» **STATED PROBLEM**:
Retype only what runs from the line that contains "What does this" through the last line of the listing below, both lines included.

--- TASK INPUTS ---

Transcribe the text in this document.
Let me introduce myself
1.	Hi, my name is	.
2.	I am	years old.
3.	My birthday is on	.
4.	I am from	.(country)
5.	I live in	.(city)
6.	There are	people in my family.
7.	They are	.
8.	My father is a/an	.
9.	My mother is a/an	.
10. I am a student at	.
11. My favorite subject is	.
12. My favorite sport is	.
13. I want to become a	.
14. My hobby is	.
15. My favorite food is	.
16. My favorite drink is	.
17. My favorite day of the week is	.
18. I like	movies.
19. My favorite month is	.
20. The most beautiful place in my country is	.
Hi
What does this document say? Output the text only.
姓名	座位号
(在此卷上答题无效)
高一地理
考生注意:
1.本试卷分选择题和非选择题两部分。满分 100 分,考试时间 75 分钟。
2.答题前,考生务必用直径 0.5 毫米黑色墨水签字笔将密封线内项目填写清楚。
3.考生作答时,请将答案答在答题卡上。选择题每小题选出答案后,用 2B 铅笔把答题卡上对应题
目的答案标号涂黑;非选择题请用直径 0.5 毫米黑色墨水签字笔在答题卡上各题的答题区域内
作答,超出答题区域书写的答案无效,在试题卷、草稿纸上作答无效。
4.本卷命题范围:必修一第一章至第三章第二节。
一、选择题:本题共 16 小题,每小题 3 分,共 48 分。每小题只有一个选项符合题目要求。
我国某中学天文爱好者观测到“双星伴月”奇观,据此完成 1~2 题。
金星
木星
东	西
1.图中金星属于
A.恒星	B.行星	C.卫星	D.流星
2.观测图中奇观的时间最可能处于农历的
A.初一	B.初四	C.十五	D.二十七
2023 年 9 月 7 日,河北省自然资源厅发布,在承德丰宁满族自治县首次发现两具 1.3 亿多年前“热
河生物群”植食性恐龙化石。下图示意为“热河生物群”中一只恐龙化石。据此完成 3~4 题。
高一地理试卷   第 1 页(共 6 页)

---

» **ANSWER TO THIS PROBLEM**:
What does this document say? Output the text only.
姓名	座位号
(在此卷上答题无效)
高一地理
考生注意:
1.本试卷分选择题和非选择题两部分。满分 100 分,考试时间 75 分钟。
2.答题前,考生务必用直径 0.5 毫米黑色墨水签字笔将密封线内项目填写清楚。
3.考生作答时,请将答案答在答题卡上。选择题每小题选出答案后,用 2B 铅笔把答题卡上对应题
目的答案标号涂黑;非选择题请用直径 0.5 毫米黑色墨水签字笔在答题卡上各题的答题区域内
作答,超出答题区域书写的答案无效,在试题卷、草稿纸上作答无效。
4.本卷命题范围:必修一第一章至第三章第二节。
一、选择题:本题共 16 小题,每小题 3 分,共 48 分。每小题只有一个选项符合题目要求。
我国某中学天文爱好者观测到“双星伴月”奇观,据此完成 1~2 题。
金星
木星
东	西
1.图中金星属于
A.恒星	B.行星	C.卫星	D.流星
2.观测图中奇观的时间最可能处于农历的
A.初一	B.初四	C.十五	D.二十七
2023 年 9 月 7 日,河北省自然资源厅发布,在承德丰宁满族自治县首次发现两具 1.3 亿多年前“热
河生物群”植食性恐龙化石。下图示意为“热河生物群”中一只恐龙化石。据此完成 3~4 题。
高一地理试卷   第 1 页(共 6 页)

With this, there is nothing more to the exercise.